Locate each line holding the string "JSON" and copy it.

Figure record extracts:
»»
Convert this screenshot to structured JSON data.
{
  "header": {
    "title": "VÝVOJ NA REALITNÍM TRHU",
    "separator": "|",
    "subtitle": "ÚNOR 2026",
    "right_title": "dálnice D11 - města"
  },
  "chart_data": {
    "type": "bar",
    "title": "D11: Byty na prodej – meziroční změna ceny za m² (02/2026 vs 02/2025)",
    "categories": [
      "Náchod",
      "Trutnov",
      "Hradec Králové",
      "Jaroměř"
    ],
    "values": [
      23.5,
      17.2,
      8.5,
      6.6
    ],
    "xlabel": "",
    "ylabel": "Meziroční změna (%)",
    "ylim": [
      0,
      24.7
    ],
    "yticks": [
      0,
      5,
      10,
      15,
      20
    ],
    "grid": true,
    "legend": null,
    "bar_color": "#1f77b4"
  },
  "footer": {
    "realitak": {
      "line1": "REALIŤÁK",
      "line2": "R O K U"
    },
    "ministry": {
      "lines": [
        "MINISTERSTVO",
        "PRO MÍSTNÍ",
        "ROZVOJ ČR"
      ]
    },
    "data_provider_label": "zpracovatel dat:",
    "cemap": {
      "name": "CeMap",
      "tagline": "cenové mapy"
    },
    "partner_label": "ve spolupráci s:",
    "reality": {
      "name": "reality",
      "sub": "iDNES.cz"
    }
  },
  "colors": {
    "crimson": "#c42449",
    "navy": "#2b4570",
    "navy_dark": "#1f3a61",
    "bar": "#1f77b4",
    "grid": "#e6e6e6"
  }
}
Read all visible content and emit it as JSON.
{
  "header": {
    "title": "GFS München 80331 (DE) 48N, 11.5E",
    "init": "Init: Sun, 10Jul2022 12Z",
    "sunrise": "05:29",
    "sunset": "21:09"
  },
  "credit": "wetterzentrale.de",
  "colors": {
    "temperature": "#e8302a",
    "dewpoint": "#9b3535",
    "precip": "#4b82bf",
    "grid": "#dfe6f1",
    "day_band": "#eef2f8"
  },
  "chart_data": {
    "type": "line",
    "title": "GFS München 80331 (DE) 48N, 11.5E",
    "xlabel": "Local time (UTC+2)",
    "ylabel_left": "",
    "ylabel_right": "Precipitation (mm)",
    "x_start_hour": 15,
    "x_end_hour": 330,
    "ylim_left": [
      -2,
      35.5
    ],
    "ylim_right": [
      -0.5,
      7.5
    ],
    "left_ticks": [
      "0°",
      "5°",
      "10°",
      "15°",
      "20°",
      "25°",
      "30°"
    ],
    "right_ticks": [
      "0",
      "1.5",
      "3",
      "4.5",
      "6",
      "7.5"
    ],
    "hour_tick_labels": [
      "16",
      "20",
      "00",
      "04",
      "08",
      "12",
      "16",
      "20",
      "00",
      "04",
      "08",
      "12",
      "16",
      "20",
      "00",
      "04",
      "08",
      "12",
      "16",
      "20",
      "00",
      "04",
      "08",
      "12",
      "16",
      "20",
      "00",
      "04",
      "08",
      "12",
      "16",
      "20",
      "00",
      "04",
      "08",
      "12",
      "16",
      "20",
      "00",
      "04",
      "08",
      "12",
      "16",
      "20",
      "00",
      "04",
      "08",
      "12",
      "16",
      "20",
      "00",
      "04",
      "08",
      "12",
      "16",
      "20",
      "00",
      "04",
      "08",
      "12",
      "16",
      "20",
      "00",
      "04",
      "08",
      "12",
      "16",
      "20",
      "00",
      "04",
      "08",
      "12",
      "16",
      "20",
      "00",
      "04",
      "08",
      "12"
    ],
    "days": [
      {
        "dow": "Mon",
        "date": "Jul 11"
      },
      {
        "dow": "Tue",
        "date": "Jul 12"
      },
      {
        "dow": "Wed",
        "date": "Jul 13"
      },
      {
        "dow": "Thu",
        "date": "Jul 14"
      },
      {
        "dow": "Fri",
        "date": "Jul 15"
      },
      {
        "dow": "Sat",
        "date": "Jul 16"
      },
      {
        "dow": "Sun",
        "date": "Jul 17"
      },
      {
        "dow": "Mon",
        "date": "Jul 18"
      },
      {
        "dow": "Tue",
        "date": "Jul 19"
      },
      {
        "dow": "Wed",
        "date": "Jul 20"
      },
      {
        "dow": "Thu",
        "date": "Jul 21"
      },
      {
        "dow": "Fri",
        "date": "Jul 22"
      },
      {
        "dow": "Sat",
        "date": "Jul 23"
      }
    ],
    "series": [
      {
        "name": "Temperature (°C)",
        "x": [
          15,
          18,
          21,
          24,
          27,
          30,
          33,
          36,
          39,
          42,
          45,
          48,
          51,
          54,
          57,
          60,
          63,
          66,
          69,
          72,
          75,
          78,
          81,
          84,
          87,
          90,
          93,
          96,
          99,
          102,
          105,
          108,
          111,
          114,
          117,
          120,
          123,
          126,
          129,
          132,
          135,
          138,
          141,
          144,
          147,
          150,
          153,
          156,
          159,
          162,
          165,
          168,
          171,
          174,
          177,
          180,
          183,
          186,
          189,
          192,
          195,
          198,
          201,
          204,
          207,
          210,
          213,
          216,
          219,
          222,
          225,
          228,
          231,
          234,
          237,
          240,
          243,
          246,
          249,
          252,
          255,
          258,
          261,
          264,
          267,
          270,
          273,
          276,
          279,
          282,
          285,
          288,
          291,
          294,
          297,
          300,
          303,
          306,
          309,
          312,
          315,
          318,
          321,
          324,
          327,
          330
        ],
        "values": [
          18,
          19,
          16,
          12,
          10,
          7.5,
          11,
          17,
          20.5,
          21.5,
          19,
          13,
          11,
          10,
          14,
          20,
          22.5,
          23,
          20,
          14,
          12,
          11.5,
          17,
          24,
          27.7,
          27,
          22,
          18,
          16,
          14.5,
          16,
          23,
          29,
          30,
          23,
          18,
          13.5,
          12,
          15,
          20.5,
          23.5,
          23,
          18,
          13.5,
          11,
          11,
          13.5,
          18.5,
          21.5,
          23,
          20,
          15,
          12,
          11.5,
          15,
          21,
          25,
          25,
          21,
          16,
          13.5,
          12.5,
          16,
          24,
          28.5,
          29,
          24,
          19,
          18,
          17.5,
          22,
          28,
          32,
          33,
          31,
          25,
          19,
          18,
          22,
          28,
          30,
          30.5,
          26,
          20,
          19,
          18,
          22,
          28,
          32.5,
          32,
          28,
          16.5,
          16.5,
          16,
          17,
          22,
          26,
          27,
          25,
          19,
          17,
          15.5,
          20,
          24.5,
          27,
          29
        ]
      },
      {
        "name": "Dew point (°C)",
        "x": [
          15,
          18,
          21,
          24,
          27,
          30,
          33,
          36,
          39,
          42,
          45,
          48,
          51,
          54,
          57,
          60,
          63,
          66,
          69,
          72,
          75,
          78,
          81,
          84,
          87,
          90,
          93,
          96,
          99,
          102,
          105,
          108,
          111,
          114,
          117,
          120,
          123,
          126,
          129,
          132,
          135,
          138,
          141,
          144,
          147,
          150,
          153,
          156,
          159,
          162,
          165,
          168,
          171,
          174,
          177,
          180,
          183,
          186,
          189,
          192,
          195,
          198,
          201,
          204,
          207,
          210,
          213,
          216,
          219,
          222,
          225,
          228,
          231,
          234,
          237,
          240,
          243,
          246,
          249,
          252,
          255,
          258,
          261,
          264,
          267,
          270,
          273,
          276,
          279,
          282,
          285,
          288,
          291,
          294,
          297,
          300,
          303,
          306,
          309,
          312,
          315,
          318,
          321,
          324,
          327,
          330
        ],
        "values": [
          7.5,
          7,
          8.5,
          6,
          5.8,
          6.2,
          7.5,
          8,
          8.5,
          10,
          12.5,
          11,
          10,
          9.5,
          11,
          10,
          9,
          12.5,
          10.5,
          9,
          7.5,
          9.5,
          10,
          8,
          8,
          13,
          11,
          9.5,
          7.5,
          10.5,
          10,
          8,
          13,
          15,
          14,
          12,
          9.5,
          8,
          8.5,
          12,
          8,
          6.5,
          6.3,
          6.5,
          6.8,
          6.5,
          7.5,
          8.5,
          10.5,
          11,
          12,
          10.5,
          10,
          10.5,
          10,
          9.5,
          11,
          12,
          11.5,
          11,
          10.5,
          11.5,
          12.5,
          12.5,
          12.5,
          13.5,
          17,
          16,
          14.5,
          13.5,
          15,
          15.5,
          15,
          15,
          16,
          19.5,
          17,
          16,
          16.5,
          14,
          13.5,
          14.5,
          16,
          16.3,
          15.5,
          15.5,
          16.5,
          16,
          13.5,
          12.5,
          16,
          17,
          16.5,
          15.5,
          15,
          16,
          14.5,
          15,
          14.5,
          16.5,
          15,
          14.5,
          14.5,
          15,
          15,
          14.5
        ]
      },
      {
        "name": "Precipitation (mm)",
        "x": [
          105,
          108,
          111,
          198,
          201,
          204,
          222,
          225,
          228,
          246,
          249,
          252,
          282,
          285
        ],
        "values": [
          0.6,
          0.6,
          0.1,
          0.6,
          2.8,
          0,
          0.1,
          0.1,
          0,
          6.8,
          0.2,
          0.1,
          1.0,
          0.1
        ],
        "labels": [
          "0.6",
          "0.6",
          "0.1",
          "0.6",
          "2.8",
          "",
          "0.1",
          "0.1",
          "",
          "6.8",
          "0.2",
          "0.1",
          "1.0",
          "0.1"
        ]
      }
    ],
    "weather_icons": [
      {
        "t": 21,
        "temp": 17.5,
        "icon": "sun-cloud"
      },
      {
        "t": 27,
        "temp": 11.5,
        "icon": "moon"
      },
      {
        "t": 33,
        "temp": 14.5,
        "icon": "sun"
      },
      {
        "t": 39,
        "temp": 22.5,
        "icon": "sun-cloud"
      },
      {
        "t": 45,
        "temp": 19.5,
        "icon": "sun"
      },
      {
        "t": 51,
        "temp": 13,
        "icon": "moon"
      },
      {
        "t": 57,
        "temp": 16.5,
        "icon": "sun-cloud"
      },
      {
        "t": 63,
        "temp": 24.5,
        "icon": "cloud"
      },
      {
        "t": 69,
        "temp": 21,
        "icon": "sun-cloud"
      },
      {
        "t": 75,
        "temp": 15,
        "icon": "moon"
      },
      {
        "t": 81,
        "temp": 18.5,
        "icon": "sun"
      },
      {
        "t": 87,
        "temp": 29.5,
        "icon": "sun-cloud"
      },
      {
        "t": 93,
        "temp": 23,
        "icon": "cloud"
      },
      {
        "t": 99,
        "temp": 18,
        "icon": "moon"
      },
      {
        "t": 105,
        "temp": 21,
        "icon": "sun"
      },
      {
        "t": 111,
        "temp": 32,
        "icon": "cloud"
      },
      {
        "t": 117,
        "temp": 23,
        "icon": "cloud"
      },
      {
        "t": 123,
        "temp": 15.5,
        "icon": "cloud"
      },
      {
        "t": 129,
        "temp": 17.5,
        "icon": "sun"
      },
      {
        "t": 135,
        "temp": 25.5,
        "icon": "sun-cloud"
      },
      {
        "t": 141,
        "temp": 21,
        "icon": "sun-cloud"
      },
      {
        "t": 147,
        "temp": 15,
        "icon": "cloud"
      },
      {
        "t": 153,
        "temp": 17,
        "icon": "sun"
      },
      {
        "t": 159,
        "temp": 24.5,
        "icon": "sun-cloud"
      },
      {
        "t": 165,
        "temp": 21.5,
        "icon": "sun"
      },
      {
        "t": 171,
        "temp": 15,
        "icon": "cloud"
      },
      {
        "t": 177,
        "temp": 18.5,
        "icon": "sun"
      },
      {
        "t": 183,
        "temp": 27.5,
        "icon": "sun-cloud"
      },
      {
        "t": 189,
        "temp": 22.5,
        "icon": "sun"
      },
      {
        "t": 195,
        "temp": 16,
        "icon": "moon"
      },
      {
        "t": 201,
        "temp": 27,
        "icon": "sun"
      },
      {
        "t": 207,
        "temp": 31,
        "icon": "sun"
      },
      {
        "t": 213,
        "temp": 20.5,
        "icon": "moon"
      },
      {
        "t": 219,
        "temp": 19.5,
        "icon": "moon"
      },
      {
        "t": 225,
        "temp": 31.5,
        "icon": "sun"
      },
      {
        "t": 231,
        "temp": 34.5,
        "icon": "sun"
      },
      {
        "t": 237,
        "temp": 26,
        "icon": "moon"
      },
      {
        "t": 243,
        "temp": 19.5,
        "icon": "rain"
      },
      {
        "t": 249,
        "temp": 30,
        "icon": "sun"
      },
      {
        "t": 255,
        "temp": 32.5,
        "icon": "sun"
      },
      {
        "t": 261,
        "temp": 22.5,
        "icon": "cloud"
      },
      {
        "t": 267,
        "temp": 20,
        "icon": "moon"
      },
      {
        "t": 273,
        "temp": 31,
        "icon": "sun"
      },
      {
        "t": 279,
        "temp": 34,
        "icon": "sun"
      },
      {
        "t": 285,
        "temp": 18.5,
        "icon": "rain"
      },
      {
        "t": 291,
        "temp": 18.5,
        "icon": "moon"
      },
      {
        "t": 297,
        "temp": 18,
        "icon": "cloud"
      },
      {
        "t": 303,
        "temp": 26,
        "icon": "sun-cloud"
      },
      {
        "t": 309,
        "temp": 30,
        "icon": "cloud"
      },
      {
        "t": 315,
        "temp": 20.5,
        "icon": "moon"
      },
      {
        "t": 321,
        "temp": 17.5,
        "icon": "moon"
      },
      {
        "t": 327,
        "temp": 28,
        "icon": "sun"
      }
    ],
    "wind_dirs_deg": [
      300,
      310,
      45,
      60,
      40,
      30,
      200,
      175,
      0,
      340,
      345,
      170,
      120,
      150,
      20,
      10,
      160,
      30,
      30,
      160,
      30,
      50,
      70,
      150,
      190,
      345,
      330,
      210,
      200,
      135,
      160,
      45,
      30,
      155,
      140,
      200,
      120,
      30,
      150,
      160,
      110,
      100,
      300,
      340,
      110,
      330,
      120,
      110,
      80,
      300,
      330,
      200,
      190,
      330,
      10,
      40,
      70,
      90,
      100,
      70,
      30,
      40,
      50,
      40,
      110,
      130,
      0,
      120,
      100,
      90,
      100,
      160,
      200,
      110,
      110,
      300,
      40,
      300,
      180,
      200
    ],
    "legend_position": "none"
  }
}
««
_Solution to this task_
Convert this screenshot to structured JSON data.
Read all visible content and emit it as JSON.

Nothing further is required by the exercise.